Material shown:
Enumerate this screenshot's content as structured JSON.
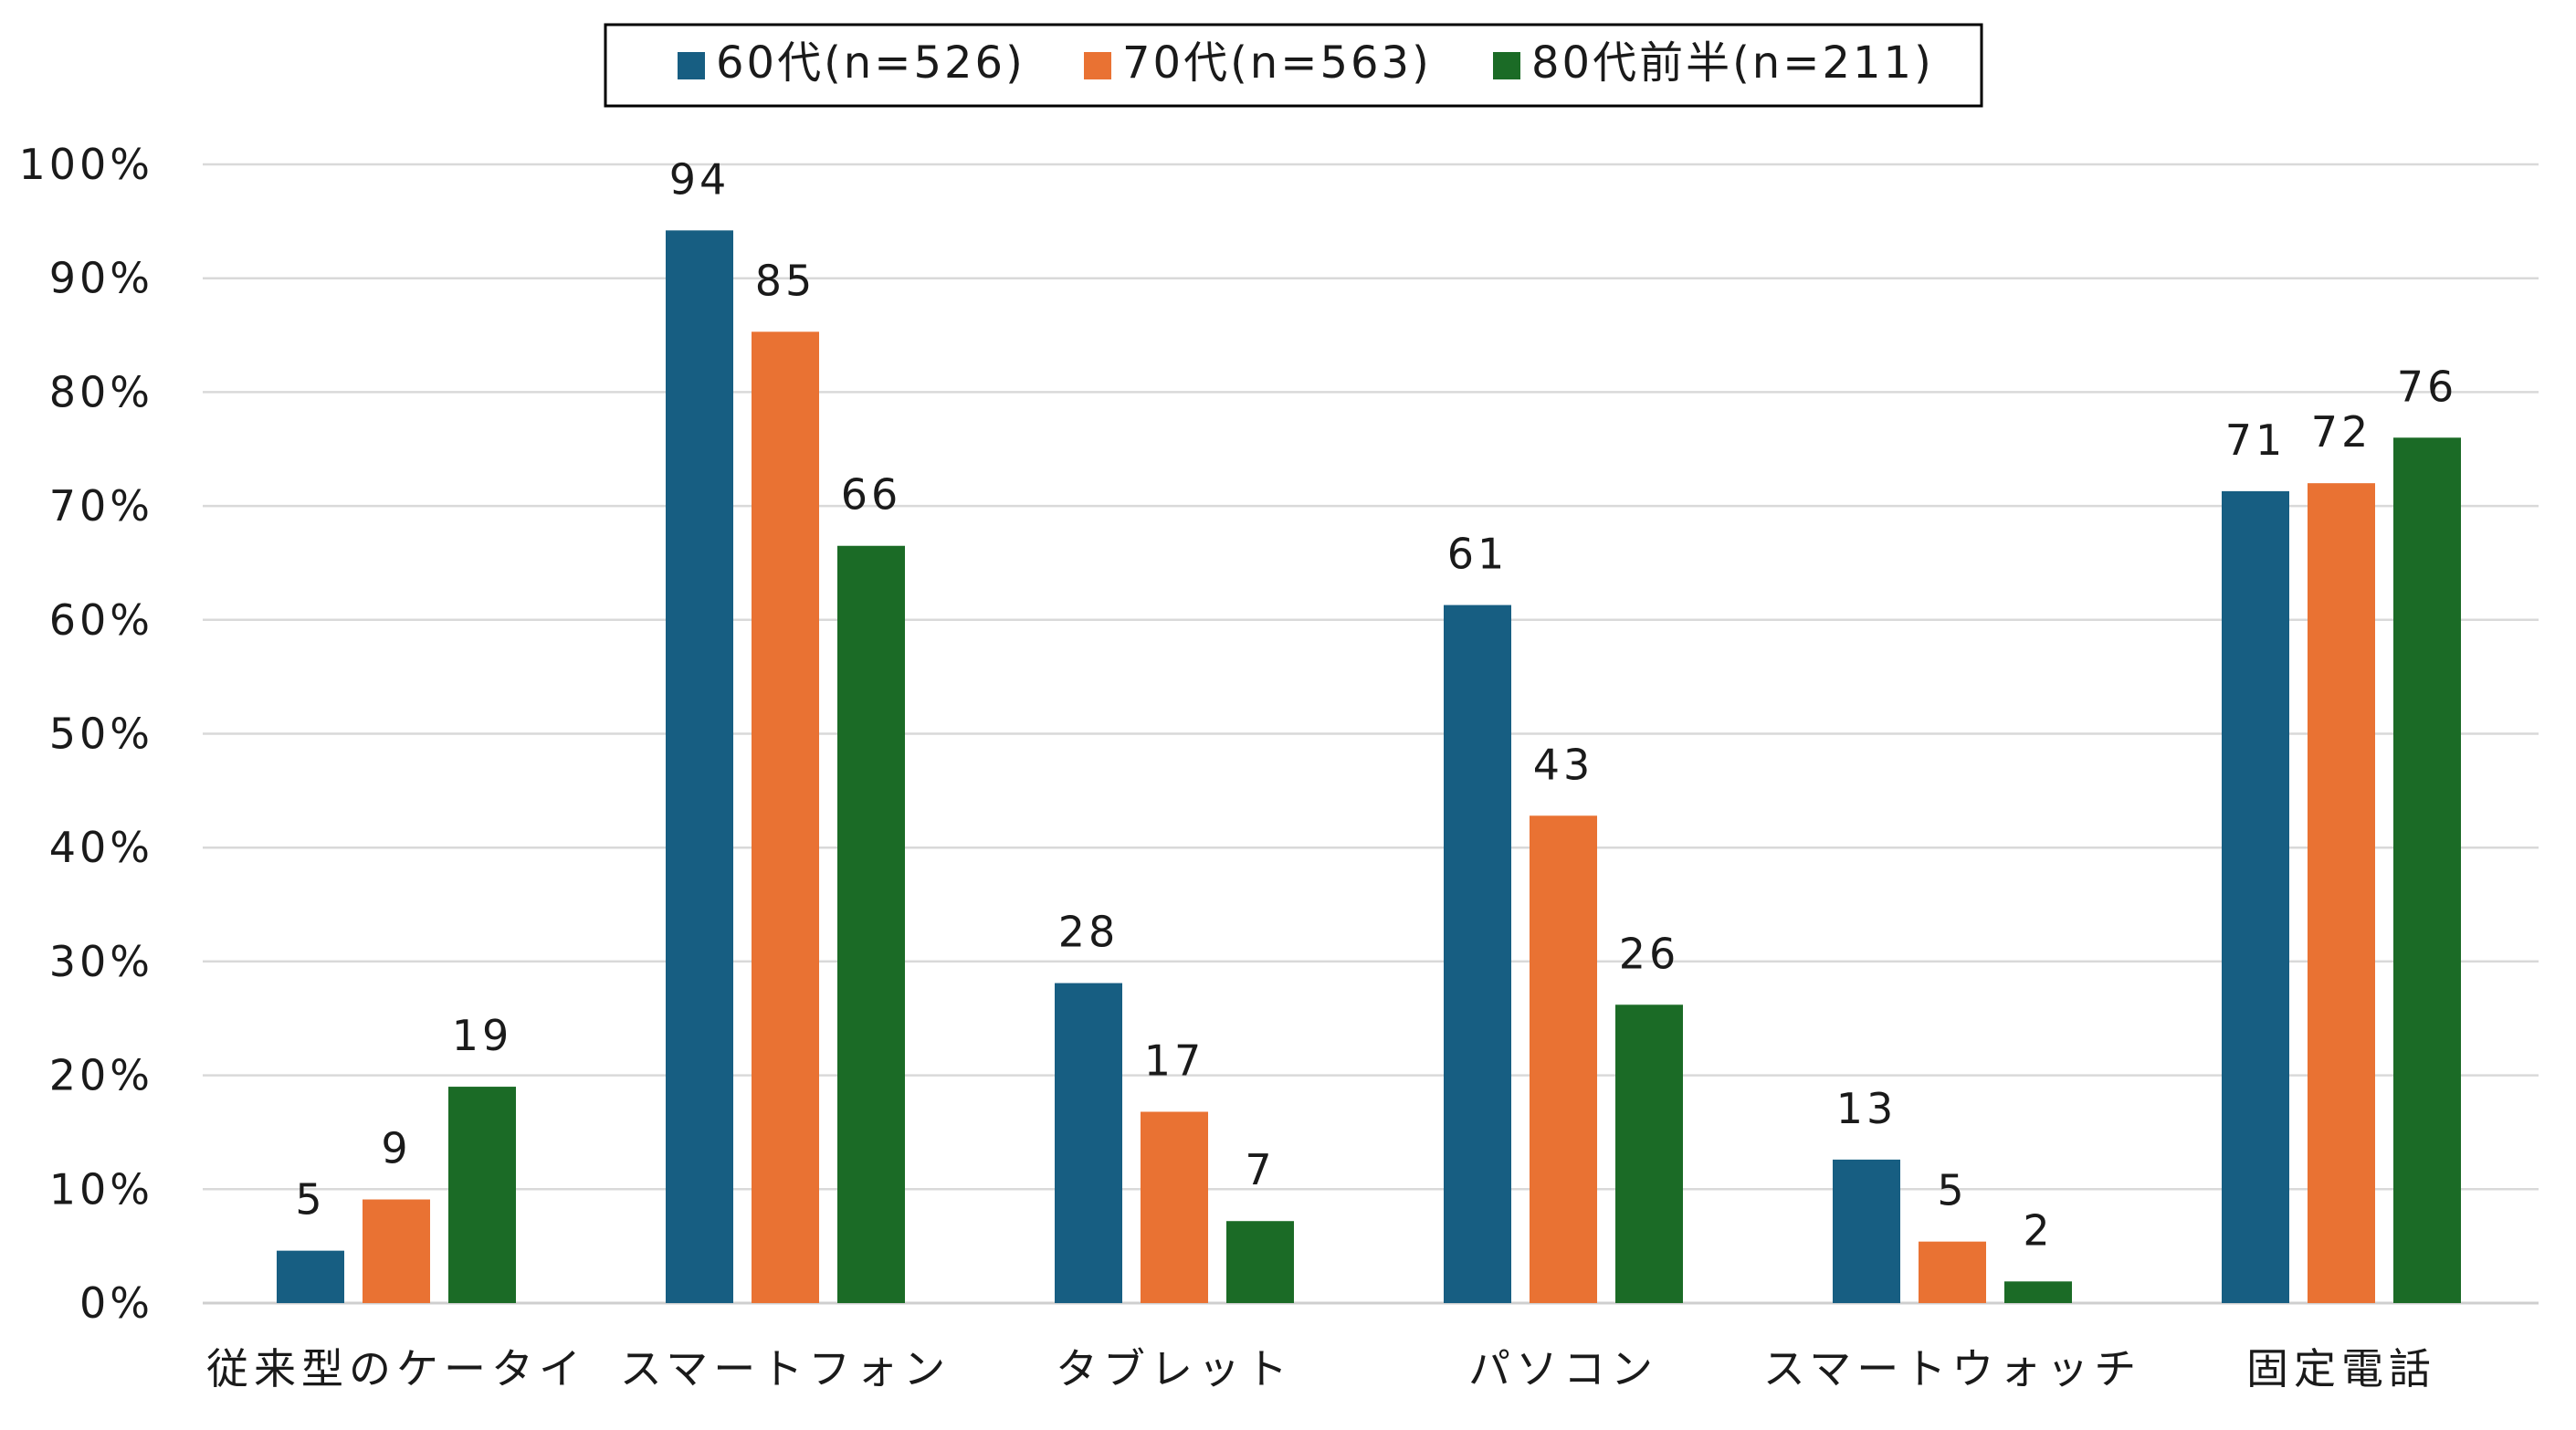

...

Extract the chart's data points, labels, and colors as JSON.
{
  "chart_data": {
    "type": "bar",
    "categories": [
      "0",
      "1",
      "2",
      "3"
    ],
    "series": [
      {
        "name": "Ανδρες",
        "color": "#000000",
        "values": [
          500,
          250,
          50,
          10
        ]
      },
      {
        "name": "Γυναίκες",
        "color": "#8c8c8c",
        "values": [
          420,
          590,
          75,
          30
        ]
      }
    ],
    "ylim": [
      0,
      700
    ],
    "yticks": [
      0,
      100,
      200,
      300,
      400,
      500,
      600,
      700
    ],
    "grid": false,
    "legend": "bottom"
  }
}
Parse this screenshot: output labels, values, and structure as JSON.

...

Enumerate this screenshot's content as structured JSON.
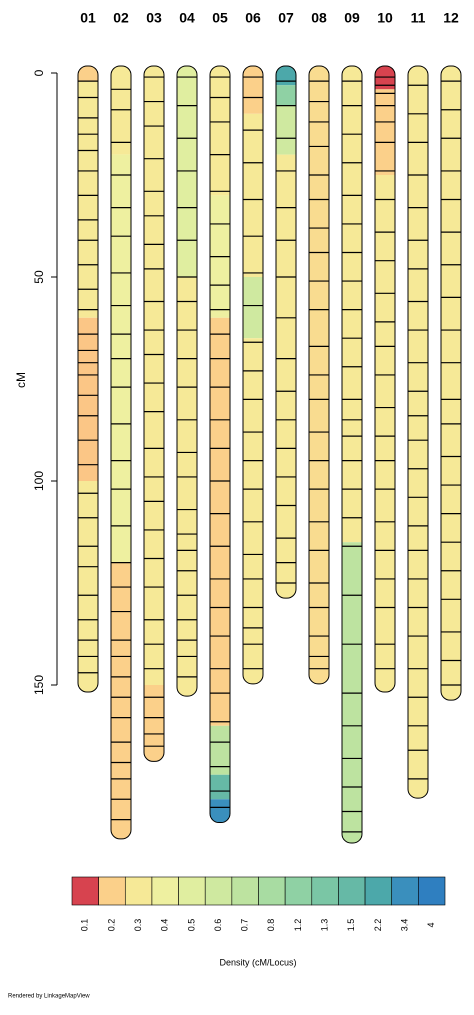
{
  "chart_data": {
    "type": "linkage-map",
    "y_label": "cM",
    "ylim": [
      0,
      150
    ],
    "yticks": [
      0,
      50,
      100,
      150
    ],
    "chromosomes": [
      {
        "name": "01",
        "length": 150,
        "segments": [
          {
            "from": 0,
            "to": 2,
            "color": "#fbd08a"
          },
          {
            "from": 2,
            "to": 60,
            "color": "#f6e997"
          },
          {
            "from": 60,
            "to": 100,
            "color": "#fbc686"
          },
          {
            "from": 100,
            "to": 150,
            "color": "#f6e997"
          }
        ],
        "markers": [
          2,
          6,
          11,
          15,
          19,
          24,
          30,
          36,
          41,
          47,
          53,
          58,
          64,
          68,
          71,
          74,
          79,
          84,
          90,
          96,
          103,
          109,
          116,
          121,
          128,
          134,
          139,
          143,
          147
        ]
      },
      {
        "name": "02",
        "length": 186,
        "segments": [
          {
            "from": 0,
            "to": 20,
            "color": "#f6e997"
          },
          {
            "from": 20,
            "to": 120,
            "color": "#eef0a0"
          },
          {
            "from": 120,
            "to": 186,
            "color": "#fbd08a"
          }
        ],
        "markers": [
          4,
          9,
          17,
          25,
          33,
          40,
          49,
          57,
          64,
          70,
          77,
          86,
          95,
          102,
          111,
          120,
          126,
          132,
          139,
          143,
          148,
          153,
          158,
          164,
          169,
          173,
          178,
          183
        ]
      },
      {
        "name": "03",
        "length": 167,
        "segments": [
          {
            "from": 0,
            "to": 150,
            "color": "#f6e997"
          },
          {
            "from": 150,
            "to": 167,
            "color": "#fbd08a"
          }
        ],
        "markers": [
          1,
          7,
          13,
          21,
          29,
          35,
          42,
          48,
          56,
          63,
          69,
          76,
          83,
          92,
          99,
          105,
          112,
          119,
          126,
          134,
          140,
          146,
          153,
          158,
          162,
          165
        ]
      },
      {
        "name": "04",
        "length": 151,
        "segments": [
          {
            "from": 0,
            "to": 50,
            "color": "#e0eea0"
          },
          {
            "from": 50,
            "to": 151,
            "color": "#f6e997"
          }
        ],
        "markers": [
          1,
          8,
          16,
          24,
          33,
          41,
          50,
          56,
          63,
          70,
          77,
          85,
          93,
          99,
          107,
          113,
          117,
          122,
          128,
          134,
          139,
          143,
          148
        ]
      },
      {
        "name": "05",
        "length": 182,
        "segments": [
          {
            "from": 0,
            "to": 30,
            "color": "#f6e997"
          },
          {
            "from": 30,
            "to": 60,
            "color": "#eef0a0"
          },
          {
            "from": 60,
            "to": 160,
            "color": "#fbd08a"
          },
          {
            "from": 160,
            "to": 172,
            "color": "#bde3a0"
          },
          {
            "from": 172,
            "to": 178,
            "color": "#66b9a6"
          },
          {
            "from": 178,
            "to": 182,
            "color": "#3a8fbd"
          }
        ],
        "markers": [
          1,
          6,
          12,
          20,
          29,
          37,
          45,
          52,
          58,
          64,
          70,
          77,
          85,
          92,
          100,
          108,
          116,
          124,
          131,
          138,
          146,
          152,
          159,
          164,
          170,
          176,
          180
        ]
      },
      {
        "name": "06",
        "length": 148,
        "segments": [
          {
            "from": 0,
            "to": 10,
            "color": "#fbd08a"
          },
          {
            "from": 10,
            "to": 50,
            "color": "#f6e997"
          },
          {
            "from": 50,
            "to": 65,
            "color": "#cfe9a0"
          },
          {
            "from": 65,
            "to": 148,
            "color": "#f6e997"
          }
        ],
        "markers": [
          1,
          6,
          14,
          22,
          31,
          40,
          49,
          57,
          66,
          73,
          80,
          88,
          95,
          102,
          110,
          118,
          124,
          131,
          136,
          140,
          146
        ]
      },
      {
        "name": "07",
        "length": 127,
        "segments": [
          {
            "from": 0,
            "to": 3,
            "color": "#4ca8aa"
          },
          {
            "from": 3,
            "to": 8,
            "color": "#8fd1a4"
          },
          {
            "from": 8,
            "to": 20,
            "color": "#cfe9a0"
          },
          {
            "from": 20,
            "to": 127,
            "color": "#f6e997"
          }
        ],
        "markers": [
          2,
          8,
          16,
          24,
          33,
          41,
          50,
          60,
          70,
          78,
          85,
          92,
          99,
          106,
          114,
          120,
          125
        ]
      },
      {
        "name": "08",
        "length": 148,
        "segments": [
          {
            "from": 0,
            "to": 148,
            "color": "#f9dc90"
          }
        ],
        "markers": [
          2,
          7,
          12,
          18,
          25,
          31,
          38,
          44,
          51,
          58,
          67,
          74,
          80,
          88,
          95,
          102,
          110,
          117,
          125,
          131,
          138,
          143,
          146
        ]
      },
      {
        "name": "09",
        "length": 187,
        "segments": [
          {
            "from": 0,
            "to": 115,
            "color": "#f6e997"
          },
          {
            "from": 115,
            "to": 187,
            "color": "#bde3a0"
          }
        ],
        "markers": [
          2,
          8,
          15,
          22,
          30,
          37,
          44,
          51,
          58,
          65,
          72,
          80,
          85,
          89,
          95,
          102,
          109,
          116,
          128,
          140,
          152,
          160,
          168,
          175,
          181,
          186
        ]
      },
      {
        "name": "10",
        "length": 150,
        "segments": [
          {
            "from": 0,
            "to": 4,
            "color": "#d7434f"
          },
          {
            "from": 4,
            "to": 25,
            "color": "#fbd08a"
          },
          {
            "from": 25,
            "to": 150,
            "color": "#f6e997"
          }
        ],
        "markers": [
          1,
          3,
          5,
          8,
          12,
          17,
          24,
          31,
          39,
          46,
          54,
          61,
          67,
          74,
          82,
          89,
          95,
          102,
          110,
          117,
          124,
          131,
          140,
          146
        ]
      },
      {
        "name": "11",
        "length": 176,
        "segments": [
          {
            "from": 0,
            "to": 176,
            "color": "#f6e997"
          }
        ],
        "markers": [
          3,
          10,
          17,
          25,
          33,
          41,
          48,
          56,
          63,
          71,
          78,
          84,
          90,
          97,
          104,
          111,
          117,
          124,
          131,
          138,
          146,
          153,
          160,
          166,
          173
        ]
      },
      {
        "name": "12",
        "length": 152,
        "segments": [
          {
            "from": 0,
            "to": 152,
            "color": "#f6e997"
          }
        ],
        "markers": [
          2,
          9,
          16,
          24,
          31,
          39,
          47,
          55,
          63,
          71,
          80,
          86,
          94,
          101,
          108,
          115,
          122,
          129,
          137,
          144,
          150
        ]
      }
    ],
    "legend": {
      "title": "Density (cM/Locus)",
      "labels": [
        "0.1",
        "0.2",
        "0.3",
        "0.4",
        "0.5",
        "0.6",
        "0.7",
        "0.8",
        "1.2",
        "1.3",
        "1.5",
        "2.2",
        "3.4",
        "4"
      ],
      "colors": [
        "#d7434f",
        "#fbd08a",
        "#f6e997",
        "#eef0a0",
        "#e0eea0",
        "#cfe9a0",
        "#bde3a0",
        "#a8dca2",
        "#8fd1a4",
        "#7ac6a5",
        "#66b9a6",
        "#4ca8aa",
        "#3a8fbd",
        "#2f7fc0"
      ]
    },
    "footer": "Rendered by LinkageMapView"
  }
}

The exercise: Copy the records above exactly, beginning at the line that contains "Extract the chart's" and stopping after the line that contains "Parse this screenshot: output".

Complete output:
Extract the chart's data points, labels, and colors as JSON.
{
  "chart_data": {
    "type": "bar",
    "categories": [
      "0",
      "1",
      "2",
      "3"
    ],
    "series": [
      {
        "name": "Ανδρες",
        "color": "#000000",
        "values": [
          500,
          250,
          50,
          10
        ]
      },
      {
        "name": "Γυναίκες",
        "color": "#8c8c8c",
        "values": [
          420,
          590,
          75,
          30
        ]
      }
    ],
    "ylim": [
      0,
      700
    ],
    "yticks": [
      0,
      100,
      200,
      300,
      400,
      500,
      600,
      700
    ],
    "grid": false,
    "legend": "bottom"
  }
}
Parse this screenshot: output labels, values, and structure as JSON.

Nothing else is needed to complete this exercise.